◆ Task description ◆
Repeat each entry exactly and drop the pictures.
------
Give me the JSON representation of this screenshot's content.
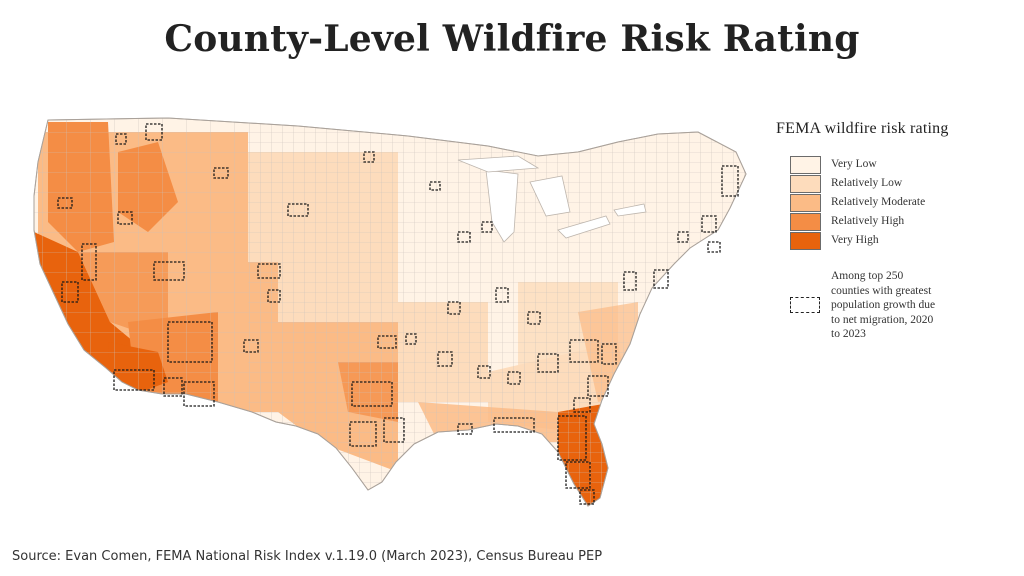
{
  "title": "County-Level Wildfire Risk Rating",
  "legend": {
    "title": "FEMA wildfire risk rating",
    "categories": [
      {
        "label": "Very Low",
        "color": "#fff3e6"
      },
      {
        "label": "Relatively Low",
        "color": "#fddcbc"
      },
      {
        "label": "Relatively Moderate",
        "color": "#fbbb86"
      },
      {
        "label": "Relatively High",
        "color": "#f48d45"
      },
      {
        "label": "Very High",
        "color": "#e8630d"
      }
    ],
    "migration_label": "Among top 250\ncounties with greatest\npopulation growth due\nto net migration, 2020\nto 2023"
  },
  "source": "Source: Evan Comen, FEMA National Risk Index v.1.19.0 (March 2023), Census Bureau PEP"
}
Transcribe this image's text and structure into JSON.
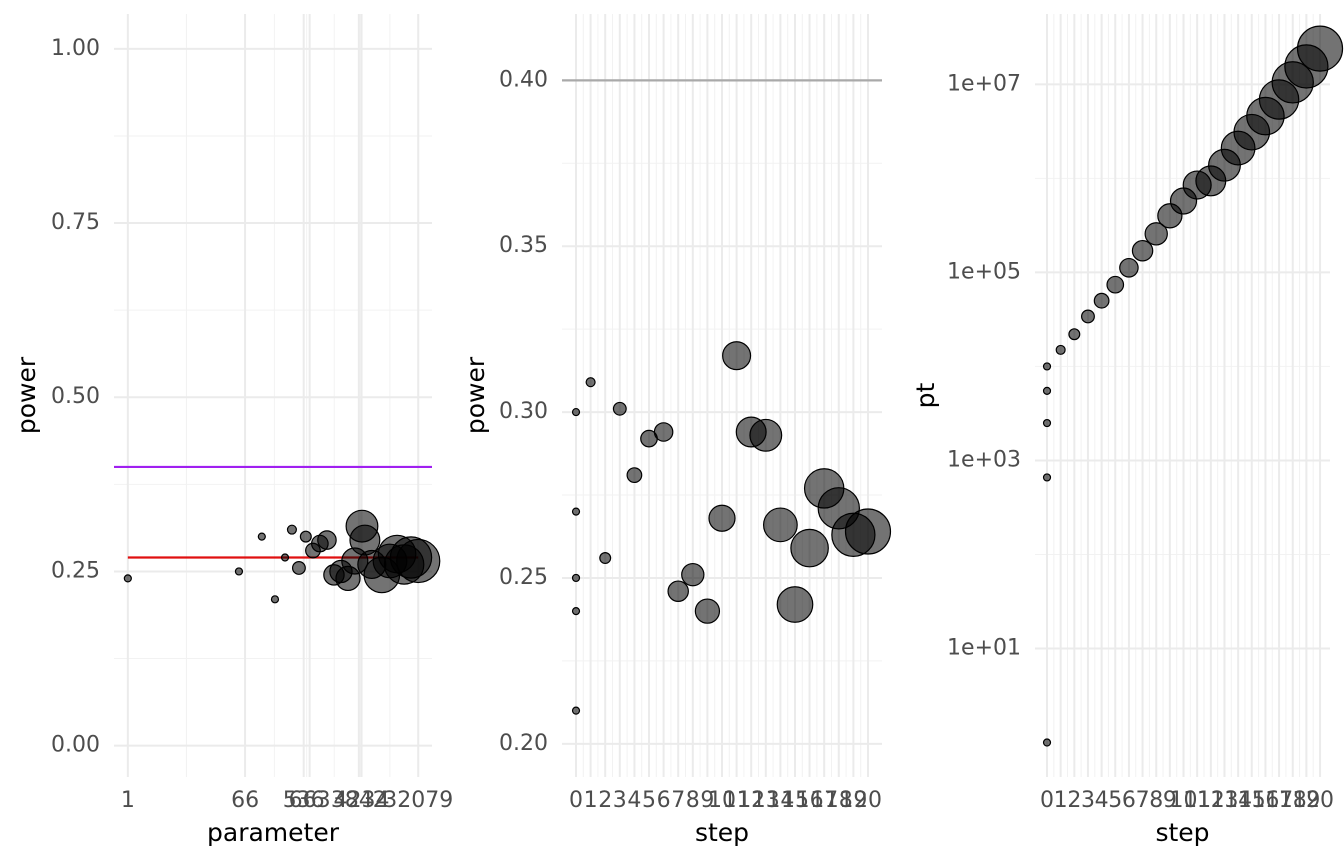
------
◆ Problem solution ◆
Give me the JSON representation of this screenshot's content.
{
  "title": "County-Level Wildfire Risk Rating",
  "legend": {
    "title": "FEMA wildfire risk rating",
    "categories": [
      {
        "label": "Very Low",
        "color": "#fff3e6"
      },
      {
        "label": "Relatively Low",
        "color": "#fddcbc"
      },
      {
        "label": "Relatively Moderate",
        "color": "#fbbb86"
      },
      {
        "label": "Relatively High",
        "color": "#f48d45"
      },
      {
        "label": "Very High",
        "color": "#e8630d"
      }
    ],
    "migration_label": "Among top 250\ncounties with greatest\npopulation growth due\nto net migration, 2020\nto 2023"
  },
  "source": "Source: Evan Comen, FEMA National Risk Index v.1.19.0 (March 2023), Census Bureau PEP"
}
Transcribe this image's text and structure into JSON.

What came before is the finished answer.